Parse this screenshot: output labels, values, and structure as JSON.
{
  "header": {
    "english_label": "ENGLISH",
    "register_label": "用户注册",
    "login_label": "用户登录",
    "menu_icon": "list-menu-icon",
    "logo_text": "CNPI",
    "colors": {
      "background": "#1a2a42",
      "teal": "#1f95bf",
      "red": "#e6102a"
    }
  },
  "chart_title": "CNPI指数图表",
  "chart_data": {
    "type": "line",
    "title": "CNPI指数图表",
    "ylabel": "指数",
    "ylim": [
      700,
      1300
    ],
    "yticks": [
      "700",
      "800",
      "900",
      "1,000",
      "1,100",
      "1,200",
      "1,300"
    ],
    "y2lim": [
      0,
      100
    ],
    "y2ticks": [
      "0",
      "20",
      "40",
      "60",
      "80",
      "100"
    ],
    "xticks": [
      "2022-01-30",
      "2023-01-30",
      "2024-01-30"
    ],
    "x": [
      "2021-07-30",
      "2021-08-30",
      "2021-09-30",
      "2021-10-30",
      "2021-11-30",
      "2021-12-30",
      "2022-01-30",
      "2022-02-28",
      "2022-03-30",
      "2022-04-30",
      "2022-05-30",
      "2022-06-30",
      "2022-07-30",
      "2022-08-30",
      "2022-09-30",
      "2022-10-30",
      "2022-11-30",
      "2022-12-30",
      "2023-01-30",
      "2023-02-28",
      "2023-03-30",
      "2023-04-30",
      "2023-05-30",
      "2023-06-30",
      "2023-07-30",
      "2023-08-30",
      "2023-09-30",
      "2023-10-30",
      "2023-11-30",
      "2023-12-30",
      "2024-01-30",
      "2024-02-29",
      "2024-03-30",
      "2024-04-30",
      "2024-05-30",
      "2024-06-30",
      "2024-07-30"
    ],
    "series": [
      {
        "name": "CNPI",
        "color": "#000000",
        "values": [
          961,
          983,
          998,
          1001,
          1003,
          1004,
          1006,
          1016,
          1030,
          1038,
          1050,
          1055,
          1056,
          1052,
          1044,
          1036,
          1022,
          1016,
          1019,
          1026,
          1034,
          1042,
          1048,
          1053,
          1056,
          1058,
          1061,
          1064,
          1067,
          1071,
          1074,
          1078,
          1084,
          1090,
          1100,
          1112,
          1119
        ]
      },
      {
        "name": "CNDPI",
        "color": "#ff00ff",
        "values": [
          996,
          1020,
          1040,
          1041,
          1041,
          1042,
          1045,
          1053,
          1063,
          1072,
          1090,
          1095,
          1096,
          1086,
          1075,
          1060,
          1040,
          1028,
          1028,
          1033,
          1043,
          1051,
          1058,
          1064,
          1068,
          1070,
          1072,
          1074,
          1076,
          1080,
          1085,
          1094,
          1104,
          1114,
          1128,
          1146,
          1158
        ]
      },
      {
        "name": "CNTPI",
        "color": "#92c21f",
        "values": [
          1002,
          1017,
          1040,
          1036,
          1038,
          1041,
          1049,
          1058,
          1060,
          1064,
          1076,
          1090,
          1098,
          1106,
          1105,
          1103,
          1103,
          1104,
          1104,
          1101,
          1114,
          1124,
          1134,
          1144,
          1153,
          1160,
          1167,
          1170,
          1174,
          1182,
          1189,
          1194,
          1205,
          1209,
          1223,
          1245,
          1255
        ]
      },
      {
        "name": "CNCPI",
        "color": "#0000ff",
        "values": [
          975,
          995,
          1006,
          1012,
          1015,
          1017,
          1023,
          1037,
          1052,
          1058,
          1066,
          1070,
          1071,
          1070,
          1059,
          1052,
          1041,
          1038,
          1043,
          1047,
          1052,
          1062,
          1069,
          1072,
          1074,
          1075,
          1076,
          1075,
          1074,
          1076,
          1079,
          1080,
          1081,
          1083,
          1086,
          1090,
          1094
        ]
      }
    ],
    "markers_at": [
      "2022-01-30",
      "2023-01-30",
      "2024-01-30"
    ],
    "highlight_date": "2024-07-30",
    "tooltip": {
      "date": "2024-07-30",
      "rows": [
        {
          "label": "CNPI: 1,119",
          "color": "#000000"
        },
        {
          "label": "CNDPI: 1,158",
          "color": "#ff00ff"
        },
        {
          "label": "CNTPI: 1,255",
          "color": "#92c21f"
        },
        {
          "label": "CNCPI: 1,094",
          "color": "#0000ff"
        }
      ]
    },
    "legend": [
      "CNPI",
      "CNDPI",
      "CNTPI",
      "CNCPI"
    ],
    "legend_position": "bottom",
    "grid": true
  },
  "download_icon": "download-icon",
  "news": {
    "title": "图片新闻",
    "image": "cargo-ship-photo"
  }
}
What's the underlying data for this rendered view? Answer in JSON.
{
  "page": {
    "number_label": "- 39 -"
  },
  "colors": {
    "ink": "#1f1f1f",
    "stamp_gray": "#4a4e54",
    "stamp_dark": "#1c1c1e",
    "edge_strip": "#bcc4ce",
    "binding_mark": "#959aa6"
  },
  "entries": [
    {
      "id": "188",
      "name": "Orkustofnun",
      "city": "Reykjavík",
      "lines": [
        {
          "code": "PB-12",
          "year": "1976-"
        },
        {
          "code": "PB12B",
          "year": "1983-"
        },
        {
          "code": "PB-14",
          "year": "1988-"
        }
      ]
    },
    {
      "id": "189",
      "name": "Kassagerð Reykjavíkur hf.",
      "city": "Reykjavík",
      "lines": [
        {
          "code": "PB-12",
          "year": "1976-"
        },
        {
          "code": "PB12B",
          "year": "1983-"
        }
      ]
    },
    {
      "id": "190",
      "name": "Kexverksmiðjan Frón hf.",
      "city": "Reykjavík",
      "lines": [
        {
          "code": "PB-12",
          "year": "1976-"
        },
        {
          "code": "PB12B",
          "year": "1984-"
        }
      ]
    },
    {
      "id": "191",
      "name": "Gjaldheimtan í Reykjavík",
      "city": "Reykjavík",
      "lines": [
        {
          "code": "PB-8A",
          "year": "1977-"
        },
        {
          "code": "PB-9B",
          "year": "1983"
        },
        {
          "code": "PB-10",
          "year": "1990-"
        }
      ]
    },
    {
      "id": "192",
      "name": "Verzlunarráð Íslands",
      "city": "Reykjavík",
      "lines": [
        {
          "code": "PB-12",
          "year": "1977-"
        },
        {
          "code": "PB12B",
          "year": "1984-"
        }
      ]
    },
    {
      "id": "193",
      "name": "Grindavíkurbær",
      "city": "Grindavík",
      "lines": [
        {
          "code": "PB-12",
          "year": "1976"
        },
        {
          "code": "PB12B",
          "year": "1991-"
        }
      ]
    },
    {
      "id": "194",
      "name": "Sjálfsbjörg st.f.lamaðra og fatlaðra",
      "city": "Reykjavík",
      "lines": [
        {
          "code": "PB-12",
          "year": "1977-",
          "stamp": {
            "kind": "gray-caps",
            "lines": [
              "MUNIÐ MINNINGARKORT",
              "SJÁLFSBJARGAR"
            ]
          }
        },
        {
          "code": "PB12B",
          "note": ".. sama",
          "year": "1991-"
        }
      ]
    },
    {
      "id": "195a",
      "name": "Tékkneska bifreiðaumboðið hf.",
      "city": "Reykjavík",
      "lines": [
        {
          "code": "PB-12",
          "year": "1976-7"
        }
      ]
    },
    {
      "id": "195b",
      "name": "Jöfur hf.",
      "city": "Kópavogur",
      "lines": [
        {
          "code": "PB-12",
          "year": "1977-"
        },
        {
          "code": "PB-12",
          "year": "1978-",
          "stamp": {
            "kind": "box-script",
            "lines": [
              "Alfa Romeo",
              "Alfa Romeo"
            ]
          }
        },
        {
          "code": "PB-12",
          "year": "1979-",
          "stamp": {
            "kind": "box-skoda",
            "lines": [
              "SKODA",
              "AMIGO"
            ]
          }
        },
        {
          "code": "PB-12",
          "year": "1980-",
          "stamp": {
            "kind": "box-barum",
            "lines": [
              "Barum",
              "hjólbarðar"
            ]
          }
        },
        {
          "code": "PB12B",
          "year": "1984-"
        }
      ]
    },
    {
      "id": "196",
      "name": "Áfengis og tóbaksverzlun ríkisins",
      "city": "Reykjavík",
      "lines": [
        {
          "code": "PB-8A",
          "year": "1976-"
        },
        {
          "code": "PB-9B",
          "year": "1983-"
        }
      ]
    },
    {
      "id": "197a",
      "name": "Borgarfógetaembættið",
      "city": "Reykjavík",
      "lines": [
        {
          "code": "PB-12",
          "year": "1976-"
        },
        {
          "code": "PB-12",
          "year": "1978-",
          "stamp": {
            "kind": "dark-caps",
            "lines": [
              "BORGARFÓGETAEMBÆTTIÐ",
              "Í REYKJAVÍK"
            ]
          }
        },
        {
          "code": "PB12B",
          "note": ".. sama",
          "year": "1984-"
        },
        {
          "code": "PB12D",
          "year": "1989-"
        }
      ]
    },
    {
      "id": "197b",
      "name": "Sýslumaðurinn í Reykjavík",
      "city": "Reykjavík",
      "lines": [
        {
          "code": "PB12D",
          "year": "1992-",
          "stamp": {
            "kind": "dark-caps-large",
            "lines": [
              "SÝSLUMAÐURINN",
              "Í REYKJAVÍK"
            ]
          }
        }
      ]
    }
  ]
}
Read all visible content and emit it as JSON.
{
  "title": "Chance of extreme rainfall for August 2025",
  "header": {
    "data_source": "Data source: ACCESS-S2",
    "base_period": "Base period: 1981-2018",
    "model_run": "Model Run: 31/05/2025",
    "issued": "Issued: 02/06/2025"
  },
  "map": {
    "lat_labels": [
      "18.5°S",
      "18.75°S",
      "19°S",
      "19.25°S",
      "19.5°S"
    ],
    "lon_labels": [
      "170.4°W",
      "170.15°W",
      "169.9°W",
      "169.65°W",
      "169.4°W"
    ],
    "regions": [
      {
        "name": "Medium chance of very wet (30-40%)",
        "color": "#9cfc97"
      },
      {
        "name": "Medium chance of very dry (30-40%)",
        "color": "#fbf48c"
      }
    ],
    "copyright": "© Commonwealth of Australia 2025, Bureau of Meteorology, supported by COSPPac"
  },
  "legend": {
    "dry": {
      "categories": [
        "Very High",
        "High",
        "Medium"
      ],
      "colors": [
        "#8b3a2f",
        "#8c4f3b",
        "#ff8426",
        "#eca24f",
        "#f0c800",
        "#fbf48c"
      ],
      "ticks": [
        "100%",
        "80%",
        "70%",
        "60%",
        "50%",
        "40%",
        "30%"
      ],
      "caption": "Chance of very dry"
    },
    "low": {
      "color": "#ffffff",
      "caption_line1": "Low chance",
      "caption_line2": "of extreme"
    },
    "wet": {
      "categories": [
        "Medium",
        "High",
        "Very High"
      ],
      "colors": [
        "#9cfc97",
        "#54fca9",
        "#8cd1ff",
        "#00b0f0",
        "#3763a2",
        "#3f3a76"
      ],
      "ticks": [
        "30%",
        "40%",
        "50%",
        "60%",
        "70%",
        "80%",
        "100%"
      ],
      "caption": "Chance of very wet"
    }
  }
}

—————

What is needed:
List every line above that contains the word "JSON".

Solution to this exercise:
Parse this screenshot: output labels, values, and structure as JSON.
What's the underlying data for this rendered view? Answer in JSON.
Read all visible content and emit it as JSON.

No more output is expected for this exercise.